_Directions_
Take every line containing "Output" out of the records.

(Dataset records on visual material)
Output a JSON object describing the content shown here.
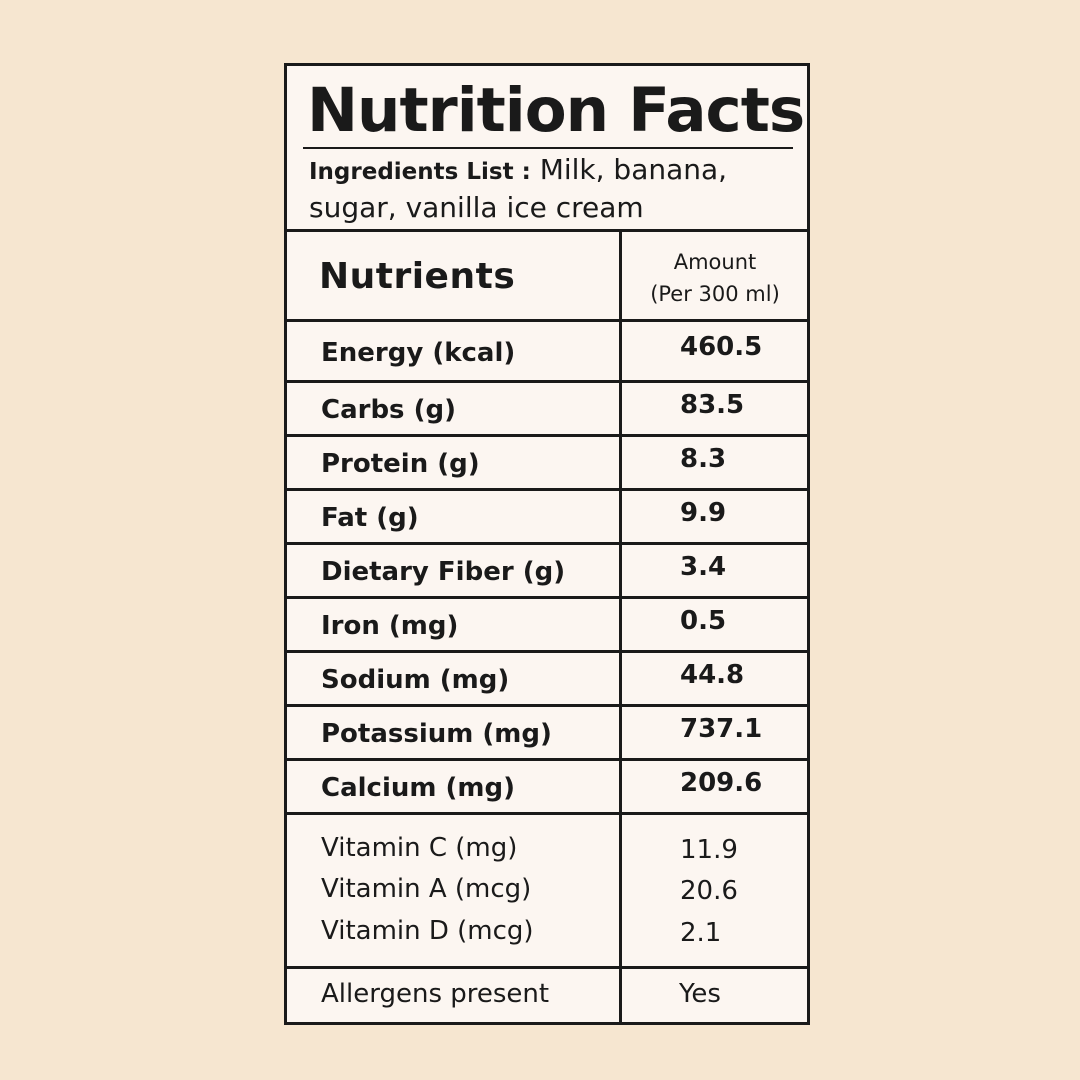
{
  "label": {
    "title": "Nutrition Facts",
    "ingredients_label": "Ingredients List :",
    "ingredients_text": "Milk, banana, sugar, vanilla ice cream"
  },
  "table": {
    "header_nutrients": "Nutrients",
    "header_amount_line1": "Amount",
    "header_amount_line2": "(Per 300 ml)",
    "rows": [
      {
        "name": "Energy (kcal)",
        "value": "460.5"
      },
      {
        "name": "Carbs (g)",
        "value": "83.5"
      },
      {
        "name": "Protein (g)",
        "value": "8.3"
      },
      {
        "name": "Fat (g)",
        "value": "9.9"
      },
      {
        "name": "Dietary Fiber (g)",
        "value": "3.4"
      },
      {
        "name": "Iron (mg)",
        "value": "0.5"
      },
      {
        "name": "Sodium (mg)",
        "value": "44.8"
      },
      {
        "name": "Potassium (mg)",
        "value": "737.1"
      },
      {
        "name": "Calcium (mg)",
        "value": "209.6"
      }
    ],
    "vitamins": [
      {
        "name": "Vitamin C (mg)",
        "value": "11.9"
      },
      {
        "name": "Vitamin A (mcg)",
        "value": "20.6"
      },
      {
        "name": "Vitamin D (mcg)",
        "value": "2.1"
      }
    ],
    "allergens": {
      "name": "Allergens present",
      "value": "Yes"
    }
  },
  "colors": {
    "background": "#f6e6d0",
    "panel": "#fcf6f1",
    "ink": "#1a1a1a"
  }
}
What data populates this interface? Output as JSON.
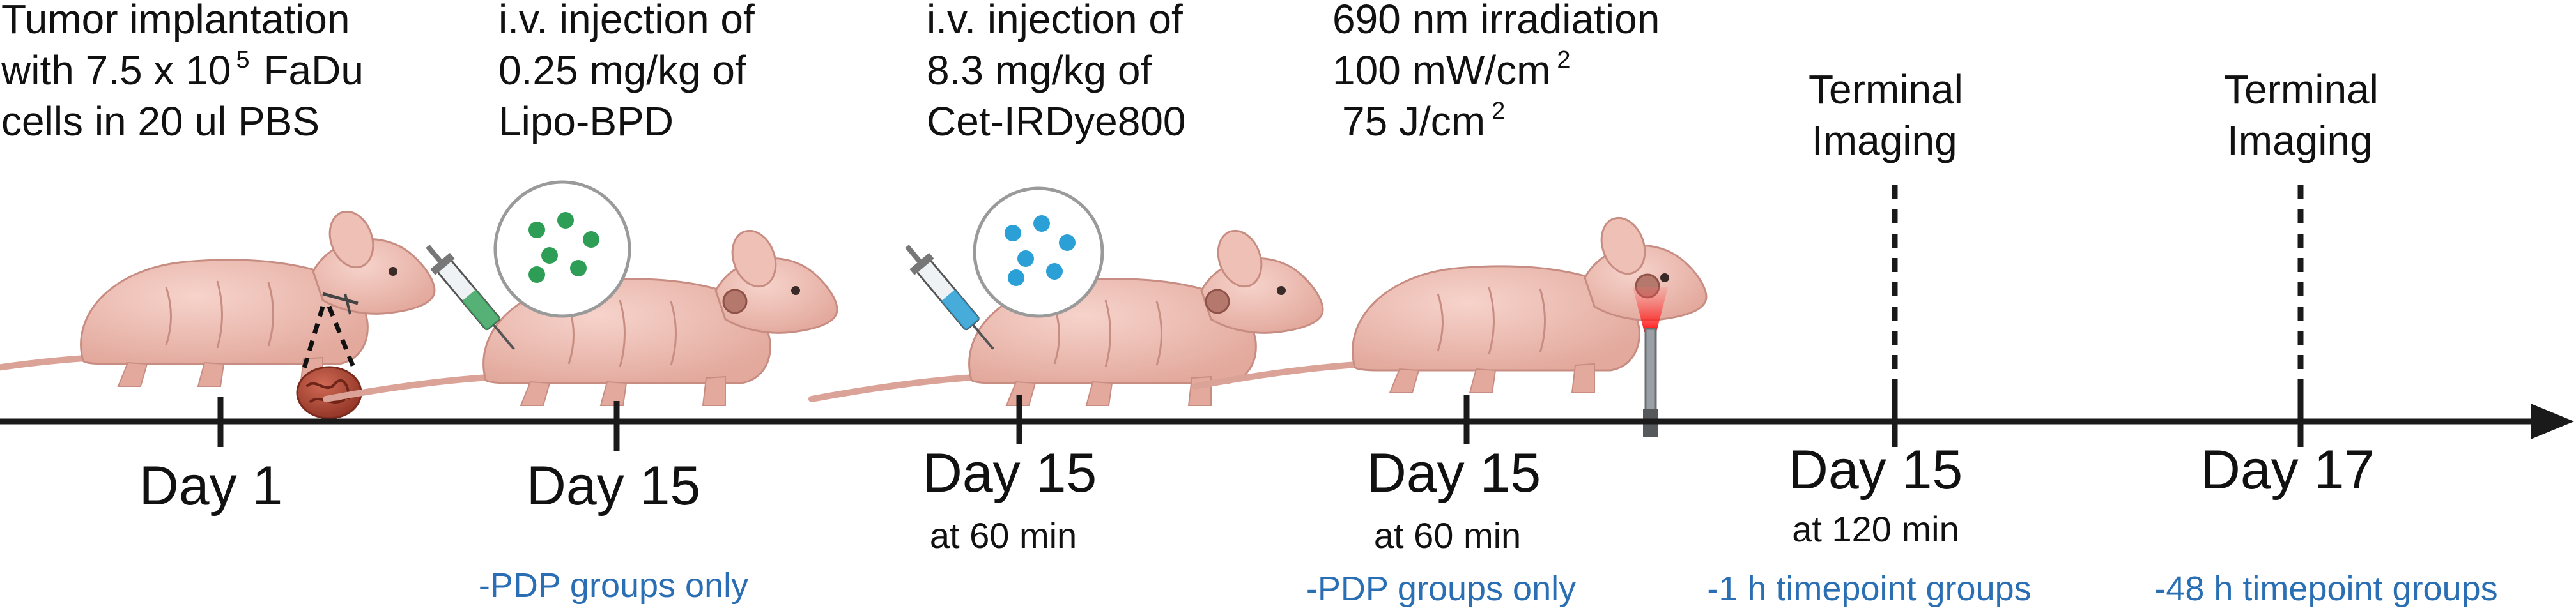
{
  "colors": {
    "axis": "#1a1a1a",
    "note": "#2a6fb4",
    "mouse_body": "#e9b7ad",
    "mouse_outline": "#c88d82",
    "tumor": "#b24b3a",
    "lipo_dots": "#2e9e57",
    "dye_dots": "#2aa0d6",
    "laser": "#ff1a1a"
  },
  "steps": [
    {
      "heading": [
        "Tumor implantation",
        "with 7.5 x 10",
        "cells in 20 ul PBS"
      ],
      "heading_sup": "5",
      "heading_tail": "FaDu",
      "day": "Day 1",
      "time": "",
      "note": "",
      "icon": "mouse-tumor-implant"
    },
    {
      "heading": [
        "i.v. injection of",
        "0.25 mg/kg of",
        "Lipo-BPD"
      ],
      "day": "Day 15",
      "time": "",
      "note": "-PDP groups only",
      "icon": "mouse-syringe-green"
    },
    {
      "heading": [
        "i.v. injection of",
        "8.3 mg/kg of",
        "Cet-IRDye800"
      ],
      "day": "Day 15",
      "time": "at 60 min",
      "note": "",
      "icon": "mouse-syringe-blue"
    },
    {
      "heading": [
        "690 nm irradiation",
        "100 mW/cm",
        "75 J/cm"
      ],
      "heading_sup": "2",
      "heading_sup2": "2",
      "day": "Day 15",
      "time": "at 60 min",
      "note": "-PDP groups only",
      "icon": "mouse-laser"
    },
    {
      "heading": [
        "Terminal",
        "Imaging"
      ],
      "day": "Day 15",
      "time": "at 120 min",
      "note": "-1 h timepoint groups",
      "icon": "dashed-marker"
    },
    {
      "heading": [
        "Terminal",
        "Imaging"
      ],
      "day": "Day 17",
      "time": "",
      "note": "-48 h timepoint groups",
      "icon": "dashed-marker"
    }
  ]
}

_Your solution_
Output a JSON object describing the content shown here.
What data populates this interface? Output as JSON.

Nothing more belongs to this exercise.